[Stored entries]
────────────────────
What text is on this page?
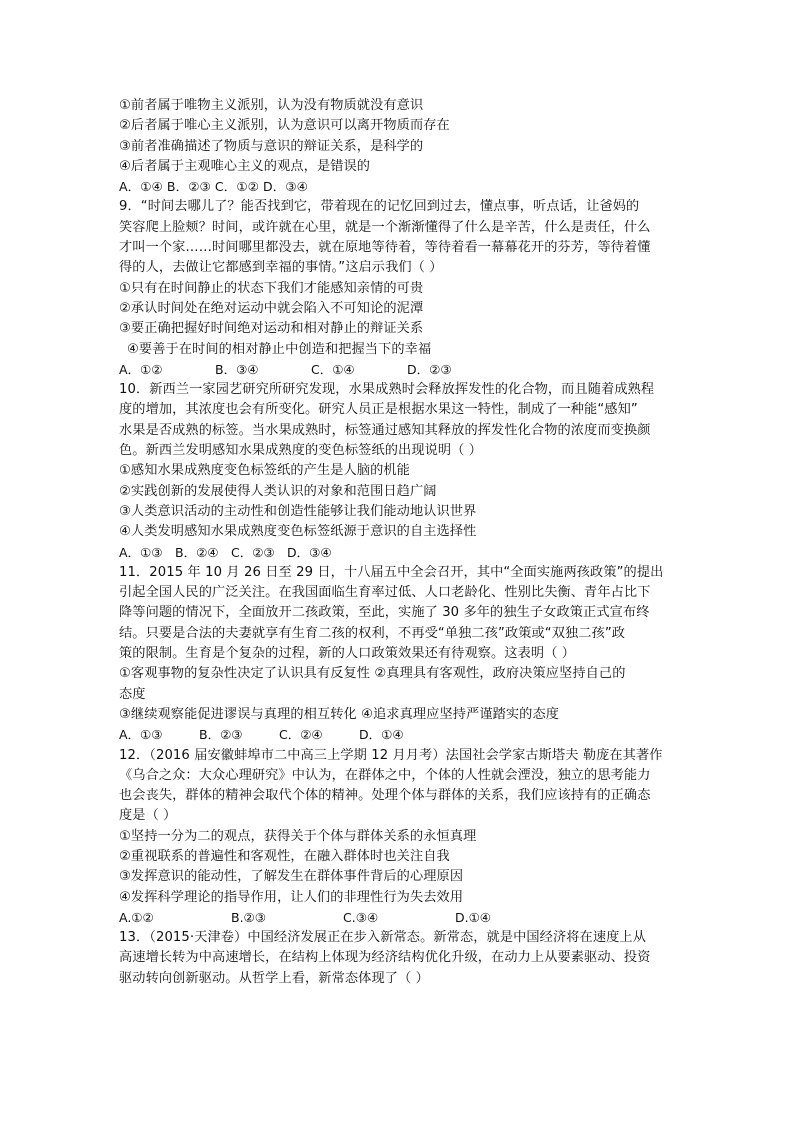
①前者属于唯物主义派别，认为没有物质就没有意识
②后者属于唯心主义派别，认为意识可以离开物质而存在
③前者准确描述了物质与意识的辩证关系，是科学的
④后者属于主观唯心主义的观点，是错误的
A．①④ B．②③ C．①② D．③④
9．“时间去哪儿了？能否找到它，带着现在的记忆回到过去，懂点事，听点话，让爸妈的
笑容爬上脸颊？时间，或许就在心里，就是一个渐渐懂得了什么是辛苦，什么是责任，什么
才叫一个家……时间哪里都没去，就在原地等待着，等待着看一幕幕花开的芬芳，等待着懂
得的人，去做让它都感到幸福的事情。”这启示我们（ ）
①只有在时间静止的状态下我们才能感知亲情的可贵
②承认时间处在绝对运动中就会陷入不可知论的泥潭
③要正确把握好时间绝对运动和相对静止的辩证关系
④要善于在时间的相对静止中创造和把握当下的幸福
A．①②	B．③④	C．①④	D．②③
10．新西兰一家园艺研究所研究发现，水果成熟时会释放挥发性的化合物，而且随着成熟程
度的增加，其浓度也会有所变化。研究人员正是根据水果这一特性，制成了一种能“感知”
水果是否成熟的标签。当水果成熟时，标签通过感知其释放的挥发性化合物的浓度而变换颜
色。新西兰发明感知水果成熟度的变色标签纸的出现说明（ ）
①感知水果成熟度变色标签纸的产生是人脑的机能
②实践创新的发展使得人类认识的对象和范围日趋广阔
③人类意识活动的主动性和创造性能够让我们能动地认识世界
④人类发明感知水果成熟度变色标签纸源于意识的自主选择性
A．①③	B．②④	C．②③ D．③④
11．2015 年 10 月 26 日至 29 日，十八届五中全会召开，其中“全面实施两孩政策”的提出
引起全国人民的广泛关注。在我国面临生育率过低、人口老龄化、性别比失衡、青年占比下
降等问题的情况下，全面放开二孩政策，至此，实施了 30 多年的独生子女政策正式宣布终
结。只要是合法的夫妻就享有生育二孩的权利，不再受“单独二孩”政策或“双独二孩”政
策的限制。生育是个复杂的过程，新的人口政策效果还有待观察。这表明（ ）
①客观事物的复杂性决定了认识具有反复性 ②真理具有客观性，政府决策应坚持自己的
态度
③继续观察能促进谬误与真理的相互转化 ④追求真理应坚持严谨踏实的态度
A．①③	B．②③	C．②④	D．①④
12．（2016 届安徽蚌埠市二中高三上学期 12 月月考）法国社会学家古斯塔夫 勒庞在其著作
《乌合之众：大众心理研究》中认为，在群体之中，个体的人性就会湮没，独立的思考能力
也会丧失，群体的精神会取代个体的精神。处理个体与群体的关系，我们应该持有的正确态
度是（ ）
①坚持一分为二的观点，获得关于个体与群体关系的永恒真理
②重视联系的普遍性和客观性，在融入群体时也关注自我
③发挥意识的能动性，了解发生在群体事件背后的心理原因
④发挥科学理论的指导作用，让人们的非理性行为失去效用
A.①②	B.②③	C.③④	D.①④
13．（2015·天津卷）中国经济发展正在步入新常态。新常态，就是中国经济将在速度上从
高速增长转为中高速增长，在结构上体现为经济结构优化升级，在动力上从要素驱动、投资
驱动转向创新驱动。从哲学上看，新常态体现了（ ）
────────────────────
## What you need to do
Each entry above is to be written out again unchanged, apart from the pictures, which are left out.

## Correct answer
What text is on this page?
①前者属于唯物主义派别，认为没有物质就没有意识
②后者属于唯心主义派别，认为意识可以离开物质而存在
③前者准确描述了物质与意识的辩证关系，是科学的
④后者属于主观唯心主义的观点，是错误的
A．①④ B．②③ C．①② D．③④
9．“时间去哪儿了？能否找到它，带着现在的记忆回到过去，懂点事，听点话，让爸妈的
笑容爬上脸颊？时间，或许就在心里，就是一个渐渐懂得了什么是辛苦，什么是责任，什么
才叫一个家……时间哪里都没去，就在原地等待着，等待着看一幕幕花开的芬芳，等待着懂
得的人，去做让它都感到幸福的事情。”这启示我们（ ）
①只有在时间静止的状态下我们才能感知亲情的可贵
②承认时间处在绝对运动中就会陷入不可知论的泥潭
③要正确把握好时间绝对运动和相对静止的辩证关系
④要善于在时间的相对静止中创造和把握当下的幸福
A．①②	B．③④	C．①④	D．②③
10．新西兰一家园艺研究所研究发现，水果成熟时会释放挥发性的化合物，而且随着成熟程
度的增加，其浓度也会有所变化。研究人员正是根据水果这一特性，制成了一种能“感知”
水果是否成熟的标签。当水果成熟时，标签通过感知其释放的挥发性化合物的浓度而变换颜
色。新西兰发明感知水果成熟度的变色标签纸的出现说明（ ）
①感知水果成熟度变色标签纸的产生是人脑的机能
②实践创新的发展使得人类认识的对象和范围日趋广阔
③人类意识活动的主动性和创造性能够让我们能动地认识世界
④人类发明感知水果成熟度变色标签纸源于意识的自主选择性
A．①③	B．②④	C．②③ D．③④
11．2015 年 10 月 26 日至 29 日，十八届五中全会召开，其中“全面实施两孩政策”的提出
引起全国人民的广泛关注。在我国面临生育率过低、人口老龄化、性别比失衡、青年占比下
降等问题的情况下，全面放开二孩政策，至此，实施了 30 多年的独生子女政策正式宣布终
结。只要是合法的夫妻就享有生育二孩的权利，不再受“单独二孩”政策或“双独二孩”政
策的限制。生育是个复杂的过程，新的人口政策效果还有待观察。这表明（ ）
①客观事物的复杂性决定了认识具有反复性 ②真理具有客观性，政府决策应坚持自己的
态度
③继续观察能促进谬误与真理的相互转化 ④追求真理应坚持严谨踏实的态度
A．①③	B．②③	C．②④	D．①④
12．（2016 届安徽蚌埠市二中高三上学期 12 月月考）法国社会学家古斯塔夫 勒庞在其著作
《乌合之众：大众心理研究》中认为，在群体之中，个体的人性就会湮没，独立的思考能力
也会丧失，群体的精神会取代个体的精神。处理个体与群体的关系，我们应该持有的正确态
度是（ ）
①坚持一分为二的观点，获得关于个体与群体关系的永恒真理
②重视联系的普遍性和客观性，在融入群体时也关注自我
③发挥意识的能动性，了解发生在群体事件背后的心理原因
④发挥科学理论的指导作用，让人们的非理性行为失去效用
A.①②	B.②③	C.③④	D.①④
13．（2015·天津卷）中国经济发展正在步入新常态。新常态，就是中国经济将在速度上从
高速增长转为中高速增长，在结构上体现为经济结构优化升级，在动力上从要素驱动、投资
驱动转向创新驱动。从哲学上看，新常态体现了（ ）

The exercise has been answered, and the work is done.